Quote the entries word for word. Omit the pictures.

▸ **Data extract**

..............................

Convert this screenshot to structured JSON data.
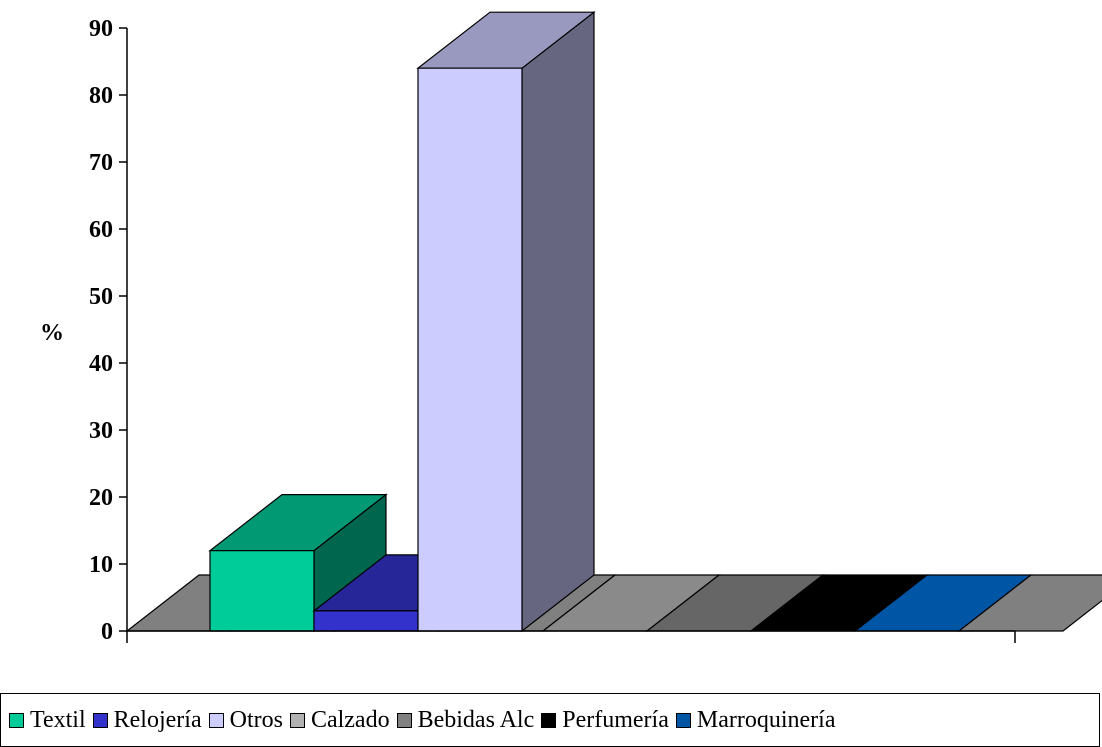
{
  "chart_data": {
    "type": "bar",
    "style": "3d",
    "ylabel": "%",
    "ylim": [
      0,
      90
    ],
    "yticks": [
      "0",
      "10",
      "20",
      "30",
      "40",
      "50",
      "60",
      "70",
      "80",
      "90"
    ],
    "grid": false,
    "legend_position": "bottom",
    "series": [
      {
        "name": "Textil",
        "value": 12,
        "color": "#00CC99"
      },
      {
        "name": "Relojería",
        "value": 3,
        "color": "#3333CC"
      },
      {
        "name": "Otros",
        "value": 84,
        "color": "#CCCCFF"
      },
      {
        "name": "Calzado",
        "value": 0,
        "color": "#B2B2B2"
      },
      {
        "name": "Bebidas Alc",
        "value": 0,
        "color": "#808080"
      },
      {
        "name": "Perfumería",
        "value": 0,
        "color": "#000000"
      },
      {
        "name": "Marroquinería",
        "value": 0,
        "color": "#0055A5"
      }
    ]
  }
}
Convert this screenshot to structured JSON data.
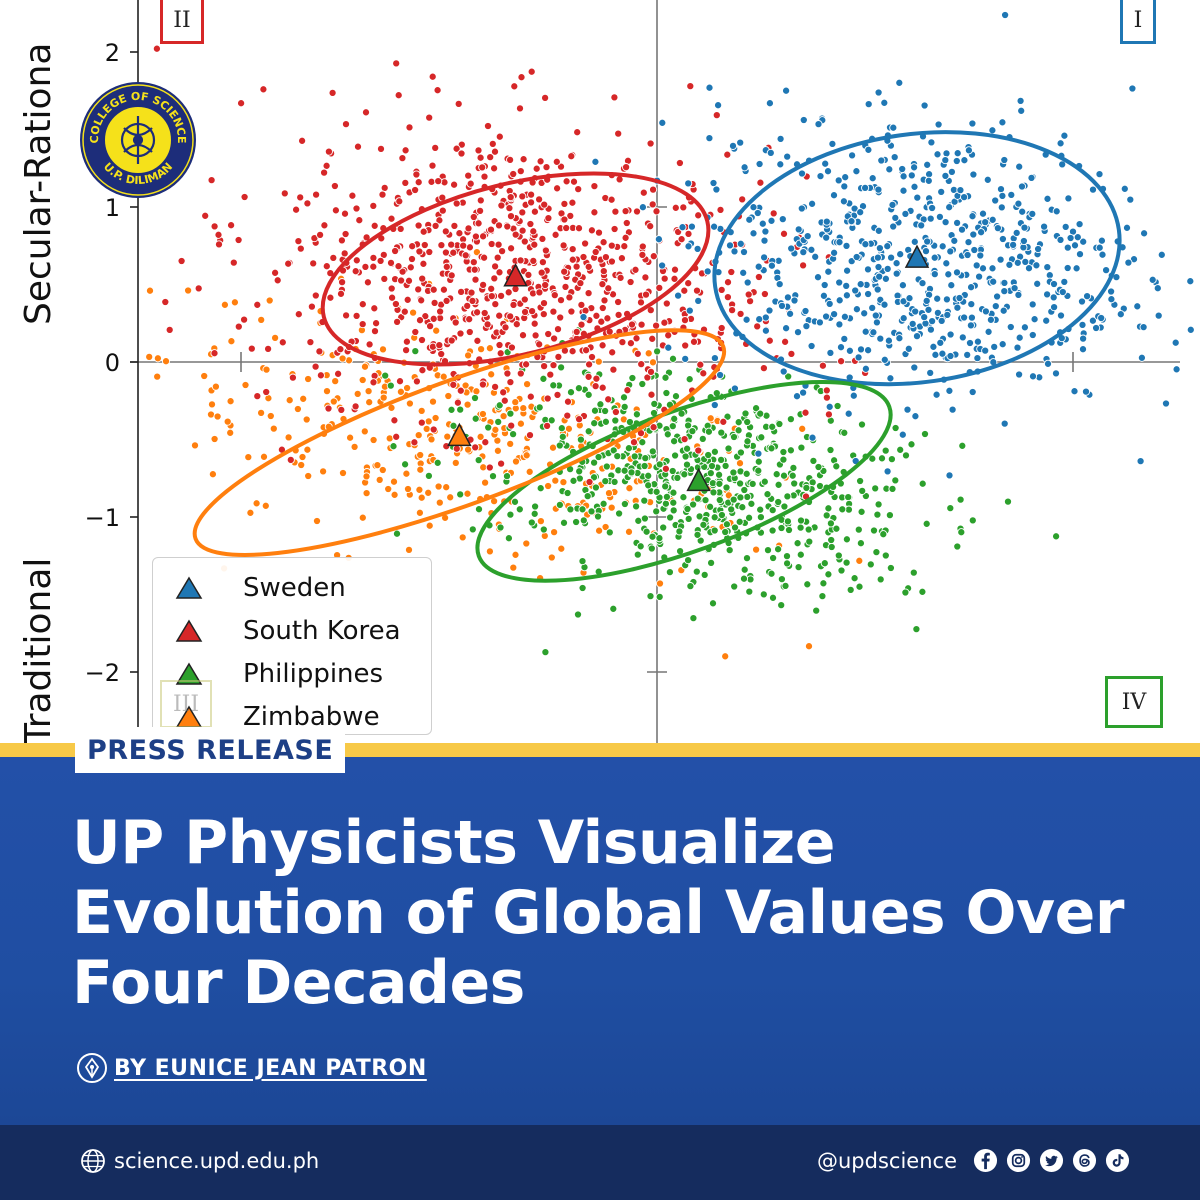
{
  "chart_data": {
    "type": "scatter",
    "title": "",
    "xlabel": "",
    "ylabel": "Traditional / Secular-Rational",
    "ylabel_parts": [
      "Secular-Rationa",
      "Traditional"
    ],
    "ylim": [
      -2.4,
      2.35
    ],
    "xlim": [
      -2.5,
      3.15
    ],
    "yticks": [
      2,
      1,
      0,
      -1,
      -2
    ],
    "ytick_labels": [
      "2",
      "1",
      "0",
      "−1",
      "−2"
    ],
    "grid": false,
    "axes_lines_at": [
      0,
      0
    ],
    "legend_placement": "lower-left",
    "quadrants": [
      "I",
      "II",
      "III",
      "IV"
    ],
    "series": [
      {
        "name": "Sweden",
        "color": "#1f77b4",
        "centroid": [
          1.25,
          0.67
        ],
        "ellipse": {
          "cx": 1.25,
          "cy": 0.67,
          "rx": 0.98,
          "ry": 0.8,
          "angle_deg": -8
        },
        "spread": [
          0.55,
          0.45
        ],
        "n": 700
      },
      {
        "name": "South Korea",
        "color": "#d62728",
        "centroid": [
          -0.68,
          0.55
        ],
        "ellipse": {
          "cx": -0.68,
          "cy": 0.6,
          "rx": 0.95,
          "ry": 0.55,
          "angle_deg": -14
        },
        "spread": [
          0.6,
          0.48
        ],
        "n": 850
      },
      {
        "name": "Philippines",
        "color": "#2ca02c",
        "centroid": [
          0.2,
          -0.77
        ],
        "ellipse": {
          "cx": 0.13,
          "cy": -0.77,
          "rx": 1.05,
          "ry": 0.45,
          "angle_deg": -20
        },
        "spread": [
          0.55,
          0.32
        ],
        "n": 650
      },
      {
        "name": "Zimbabwe",
        "color": "#ff7f0e",
        "centroid": [
          -0.95,
          -0.48
        ],
        "ellipse": {
          "cx": -0.95,
          "cy": -0.52,
          "rx": 1.35,
          "ry": 0.4,
          "angle_deg": -20
        },
        "spread": [
          0.75,
          0.35
        ],
        "n": 380
      }
    ]
  },
  "logo": {
    "text_top": "COLLEGE OF SCIENCE",
    "text_bottom": "U.P. DILIMAN",
    "colors": {
      "ring": "#1d2d7a",
      "fill": "#f5e11a"
    }
  },
  "banner": {
    "badge": "PRESS RELEASE",
    "headline": "UP Physicists Visualize Evolution of Global Values Over Four Decades",
    "byline": "BY EUNICE JEAN PATRON"
  },
  "footer": {
    "website": "science.upd.edu.ph",
    "handle": "@updscience",
    "icons": [
      "facebook-icon",
      "instagram-icon",
      "twitter-icon",
      "threads-icon",
      "tiktok-icon"
    ]
  },
  "colors": {
    "banner_blue": "#2350a8",
    "footer_navy": "#152c5e",
    "accent_yellow": "#f7c948"
  }
}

..............................

▸ **Expected answer**
Convert this screenshot to structured JSON data.
{
  "chart_data": {
    "type": "bar",
    "style": "3d",
    "ylabel": "%",
    "ylim": [
      0,
      90
    ],
    "yticks": [
      "0",
      "10",
      "20",
      "30",
      "40",
      "50",
      "60",
      "70",
      "80",
      "90"
    ],
    "grid": false,
    "legend_position": "bottom",
    "series": [
      {
        "name": "Textil",
        "value": 12,
        "color": "#00CC99"
      },
      {
        "name": "Relojería",
        "value": 3,
        "color": "#3333CC"
      },
      {
        "name": "Otros",
        "value": 84,
        "color": "#CCCCFF"
      },
      {
        "name": "Calzado",
        "value": 0,
        "color": "#B2B2B2"
      },
      {
        "name": "Bebidas Alc",
        "value": 0,
        "color": "#808080"
      },
      {
        "name": "Perfumería",
        "value": 0,
        "color": "#000000"
      },
      {
        "name": "Marroquinería",
        "value": 0,
        "color": "#0055A5"
      }
    ]
  }
}
Convert this screenshot to structured JSON data.
{
  "chart_data": {
    "type": "scatter",
    "title": "",
    "xlabel": "",
    "ylabel": "Traditional / Secular-Rational",
    "ylabel_parts": [
      "Secular-Rationa",
      "Traditional"
    ],
    "ylim": [
      -2.4,
      2.35
    ],
    "xlim": [
      -2.5,
      3.15
    ],
    "yticks": [
      2,
      1,
      0,
      -1,
      -2
    ],
    "ytick_labels": [
      "2",
      "1",
      "0",
      "−1",
      "−2"
    ],
    "grid": false,
    "axes_lines_at": [
      0,
      0
    ],
    "legend_placement": "lower-left",
    "quadrants": [
      "I",
      "II",
      "III",
      "IV"
    ],
    "series": [
      {
        "name": "Sweden",
        "color": "#1f77b4",
        "centroid": [
          1.25,
          0.67
        ],
        "ellipse": {
          "cx": 1.25,
          "cy": 0.67,
          "rx": 0.98,
          "ry": 0.8,
          "angle_deg": -8
        },
        "spread": [
          0.55,
          0.45
        ],
        "n": 700
      },
      {
        "name": "South Korea",
        "color": "#d62728",
        "centroid": [
          -0.68,
          0.55
        ],
        "ellipse": {
          "cx": -0.68,
          "cy": 0.6,
          "rx": 0.95,
          "ry": 0.55,
          "angle_deg": -14
        },
        "spread": [
          0.6,
          0.48
        ],
        "n": 850
      },
      {
        "name": "Philippines",
        "color": "#2ca02c",
        "centroid": [
          0.2,
          -0.77
        ],
        "ellipse": {
          "cx": 0.13,
          "cy": -0.77,
          "rx": 1.05,
          "ry": 0.45,
          "angle_deg": -20
        },
        "spread": [
          0.55,
          0.32
        ],
        "n": 650
      },
      {
        "name": "Zimbabwe",
        "color": "#ff7f0e",
        "centroid": [
          -0.95,
          -0.48
        ],
        "ellipse": {
          "cx": -0.95,
          "cy": -0.52,
          "rx": 1.35,
          "ry": 0.4,
          "angle_deg": -20
        },
        "spread": [
          0.75,
          0.35
        ],
        "n": 380
      }
    ]
  },
  "logo": {
    "text_top": "COLLEGE OF SCIENCE",
    "text_bottom": "U.P. DILIMAN",
    "colors": {
      "ring": "#1d2d7a",
      "fill": "#f5e11a"
    }
  },
  "banner": {
    "badge": "PRESS RELEASE",
    "headline": "UP Physicists Visualize Evolution of Global Values Over Four Decades",
    "byline": "BY EUNICE JEAN PATRON"
  },
  "footer": {
    "website": "science.upd.edu.ph",
    "handle": "@updscience",
    "icons": [
      "facebook-icon",
      "instagram-icon",
      "twitter-icon",
      "threads-icon",
      "tiktok-icon"
    ]
  },
  "colors": {
    "banner_blue": "#2350a8",
    "footer_navy": "#152c5e",
    "accent_yellow": "#f7c948"
  }
}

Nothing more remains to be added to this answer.